>>

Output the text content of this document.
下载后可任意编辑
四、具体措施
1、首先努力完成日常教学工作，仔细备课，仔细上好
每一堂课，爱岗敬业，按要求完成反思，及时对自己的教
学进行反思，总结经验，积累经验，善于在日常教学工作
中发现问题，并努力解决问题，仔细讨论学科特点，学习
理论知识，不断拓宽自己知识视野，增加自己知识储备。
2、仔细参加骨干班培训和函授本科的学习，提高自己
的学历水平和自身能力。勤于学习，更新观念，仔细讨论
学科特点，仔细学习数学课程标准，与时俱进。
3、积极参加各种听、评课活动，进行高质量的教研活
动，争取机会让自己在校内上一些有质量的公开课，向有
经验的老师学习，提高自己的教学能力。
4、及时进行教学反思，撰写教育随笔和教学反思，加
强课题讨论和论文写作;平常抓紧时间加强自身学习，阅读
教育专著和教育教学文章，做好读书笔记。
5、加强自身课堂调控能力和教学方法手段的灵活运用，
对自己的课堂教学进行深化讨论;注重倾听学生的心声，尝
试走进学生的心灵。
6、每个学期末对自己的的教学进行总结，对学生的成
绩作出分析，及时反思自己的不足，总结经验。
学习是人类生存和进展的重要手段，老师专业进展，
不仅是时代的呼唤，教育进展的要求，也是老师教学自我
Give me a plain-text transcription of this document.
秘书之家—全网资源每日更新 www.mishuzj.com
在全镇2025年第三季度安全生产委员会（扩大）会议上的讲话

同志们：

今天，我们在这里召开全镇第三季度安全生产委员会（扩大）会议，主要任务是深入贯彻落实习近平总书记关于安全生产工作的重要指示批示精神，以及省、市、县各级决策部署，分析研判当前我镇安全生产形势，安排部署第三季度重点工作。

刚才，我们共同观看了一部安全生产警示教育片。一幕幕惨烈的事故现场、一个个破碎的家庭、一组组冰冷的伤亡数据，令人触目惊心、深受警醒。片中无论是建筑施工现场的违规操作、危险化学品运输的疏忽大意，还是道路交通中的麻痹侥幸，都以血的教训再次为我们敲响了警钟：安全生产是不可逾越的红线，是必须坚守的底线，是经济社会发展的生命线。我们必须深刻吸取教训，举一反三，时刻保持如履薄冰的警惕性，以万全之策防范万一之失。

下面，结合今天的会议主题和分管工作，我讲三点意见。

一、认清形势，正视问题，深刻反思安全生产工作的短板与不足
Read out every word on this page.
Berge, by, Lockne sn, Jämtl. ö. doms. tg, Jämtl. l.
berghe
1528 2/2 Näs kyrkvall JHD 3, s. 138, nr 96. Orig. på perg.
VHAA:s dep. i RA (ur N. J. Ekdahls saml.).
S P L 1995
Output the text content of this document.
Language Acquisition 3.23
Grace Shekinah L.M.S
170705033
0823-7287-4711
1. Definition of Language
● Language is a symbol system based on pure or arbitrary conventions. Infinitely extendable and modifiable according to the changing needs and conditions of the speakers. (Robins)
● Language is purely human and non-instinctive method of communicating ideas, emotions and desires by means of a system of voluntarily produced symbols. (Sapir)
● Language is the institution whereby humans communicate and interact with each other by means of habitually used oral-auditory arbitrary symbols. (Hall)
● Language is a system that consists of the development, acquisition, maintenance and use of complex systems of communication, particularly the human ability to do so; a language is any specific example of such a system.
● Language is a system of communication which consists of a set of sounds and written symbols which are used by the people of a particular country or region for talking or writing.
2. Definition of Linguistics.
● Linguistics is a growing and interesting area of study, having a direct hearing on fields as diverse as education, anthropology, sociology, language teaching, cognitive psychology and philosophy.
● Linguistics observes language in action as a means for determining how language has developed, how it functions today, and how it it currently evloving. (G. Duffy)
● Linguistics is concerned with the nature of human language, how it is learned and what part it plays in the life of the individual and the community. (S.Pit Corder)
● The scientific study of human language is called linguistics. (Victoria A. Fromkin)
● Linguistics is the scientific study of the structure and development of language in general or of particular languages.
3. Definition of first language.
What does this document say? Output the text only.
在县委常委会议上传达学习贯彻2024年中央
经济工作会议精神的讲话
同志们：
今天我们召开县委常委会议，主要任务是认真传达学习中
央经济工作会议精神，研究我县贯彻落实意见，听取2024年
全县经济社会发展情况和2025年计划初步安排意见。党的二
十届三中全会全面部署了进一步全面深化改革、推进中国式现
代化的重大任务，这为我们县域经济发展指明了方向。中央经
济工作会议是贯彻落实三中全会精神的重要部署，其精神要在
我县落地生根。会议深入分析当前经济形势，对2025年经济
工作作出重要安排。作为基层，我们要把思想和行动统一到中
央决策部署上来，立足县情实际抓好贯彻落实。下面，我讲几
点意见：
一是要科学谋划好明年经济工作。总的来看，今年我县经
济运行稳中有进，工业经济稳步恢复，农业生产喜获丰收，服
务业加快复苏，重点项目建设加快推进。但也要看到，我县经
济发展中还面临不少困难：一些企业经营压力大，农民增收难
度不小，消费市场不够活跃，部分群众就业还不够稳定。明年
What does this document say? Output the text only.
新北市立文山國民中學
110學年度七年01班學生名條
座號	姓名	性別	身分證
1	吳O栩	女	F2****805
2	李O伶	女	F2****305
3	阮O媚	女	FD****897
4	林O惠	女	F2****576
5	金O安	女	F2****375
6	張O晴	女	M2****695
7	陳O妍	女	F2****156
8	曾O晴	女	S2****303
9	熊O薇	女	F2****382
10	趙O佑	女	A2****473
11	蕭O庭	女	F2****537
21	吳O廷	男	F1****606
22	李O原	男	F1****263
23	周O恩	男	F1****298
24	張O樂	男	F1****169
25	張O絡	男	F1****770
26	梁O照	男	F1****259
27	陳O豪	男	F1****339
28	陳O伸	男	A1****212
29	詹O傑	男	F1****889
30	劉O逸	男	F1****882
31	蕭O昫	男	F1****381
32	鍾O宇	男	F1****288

<<

§ Requirement
Where a line above includes "communication", copy that line.

§ Task response
● Language is a system that consists of the development, acquisition, maintenance and use of complex systems of communication, particularly the human ability to do so; a language is any specific example of such a system.
● Language is a system of communication which consists of a set of sounds and written symbols which are used by the people of a particular country or region for talking or writing.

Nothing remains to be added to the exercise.